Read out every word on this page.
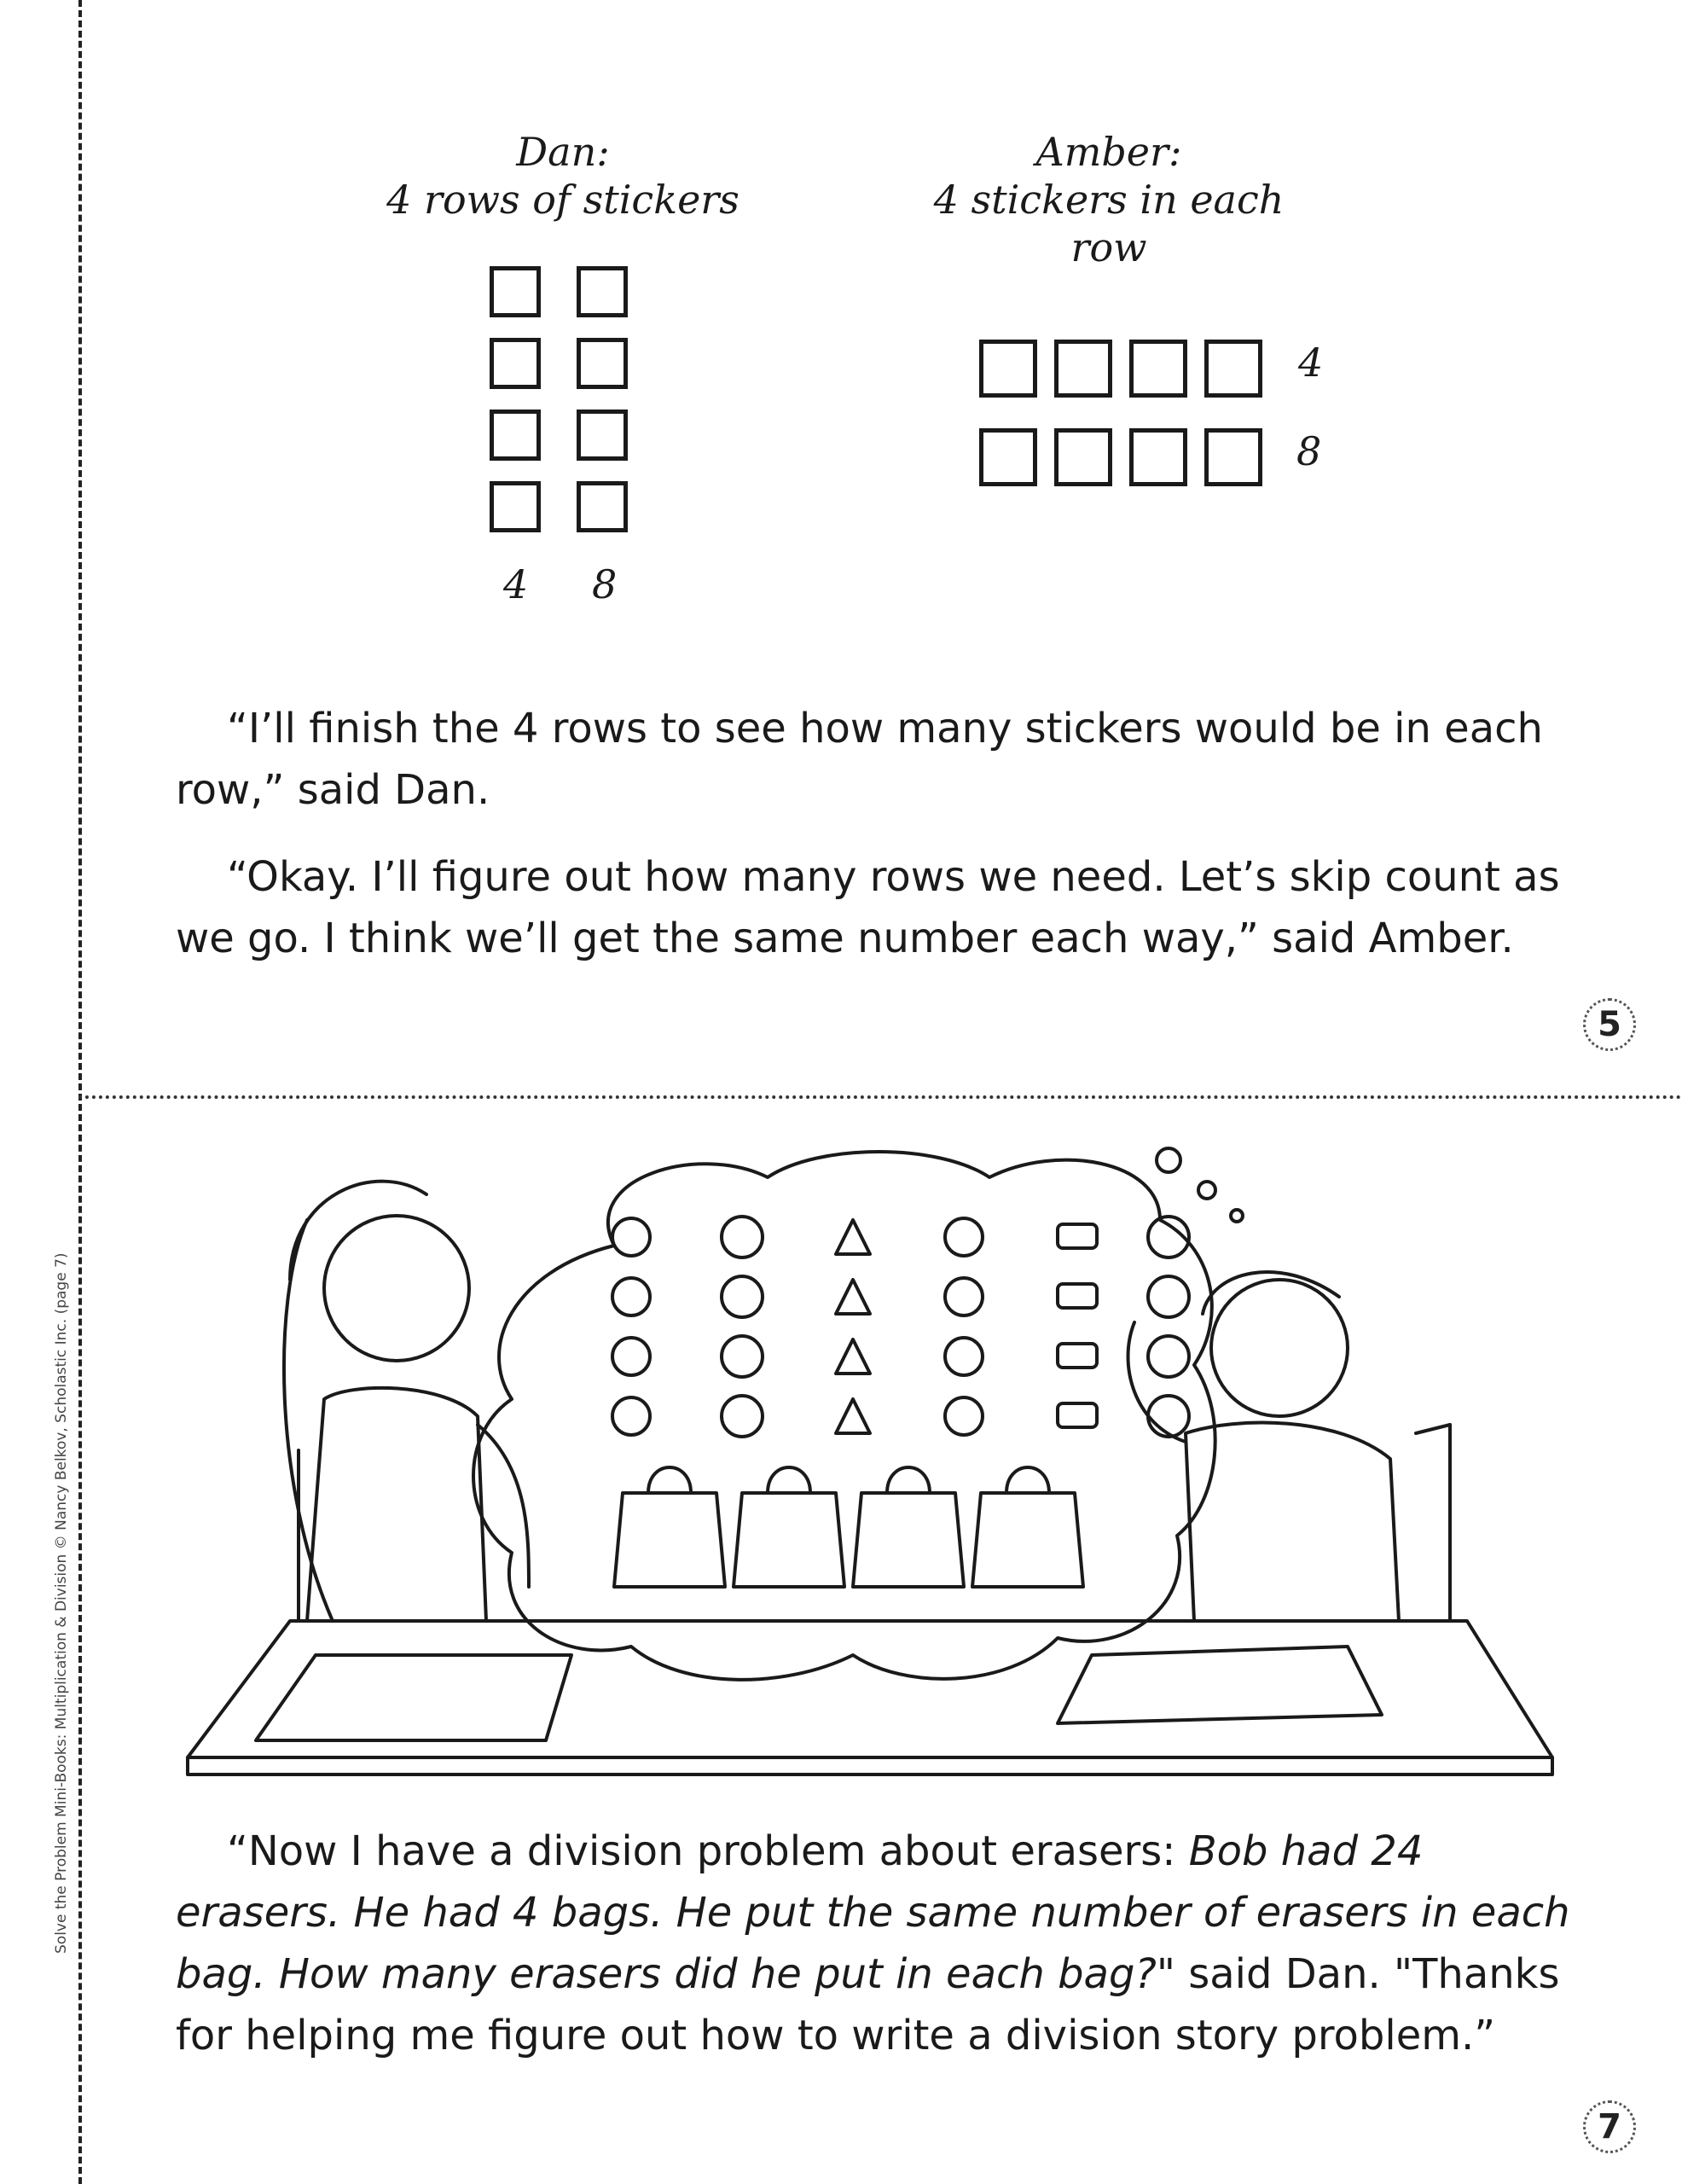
Solve the Problem Mini-Books: Multiplication & Division © Nancy Belkov, Scholastic Inc. (page 7)
Dan:
4 rows of stickers
Amber:
4 stickers in each row
4 8
4
8

“I’ll finish the 4 rows to see how many stickers would be in each row,” said Dan.

“Okay. I’ll figure out how many rows we need. Let’s skip count as we go. I think we’ll get the same number each way,” said Amber.

5

“Now I have a division problem about erasers: Bob had 24 erasers. He had 4 bags. He put the same number of erasers in each bag. How many erasers did he put in each bag?" said Dan. "Thanks for helping me figure out how to write a division story problem.”

7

-.-.-

:: GIVEN TASK ::
Leave out every picture and copy the rest of the records exactly.

:: IN RESPONSE ::
Read out every word on this page.
Solve the Problem Mini-Books: Multiplication & Division © Nancy Belkov, Scholastic Inc. (page 7)
Dan:
4 rows of stickers
Amber:
4 stickers in each row
4 8
4
8

“I’ll finish the 4 rows to see how many stickers would be in each row,” said Dan.

“Okay. I’ll figure out how many rows we need. Let’s skip count as we go. I think we’ll get the same number each way,” said Amber.

5

“Now I have a division problem about erasers: Bob had 24 erasers. He had 4 bags. He put the same number of erasers in each bag. How many erasers did he put in each bag?" said Dan. "Thanks for helping me figure out how to write a division story problem.”

7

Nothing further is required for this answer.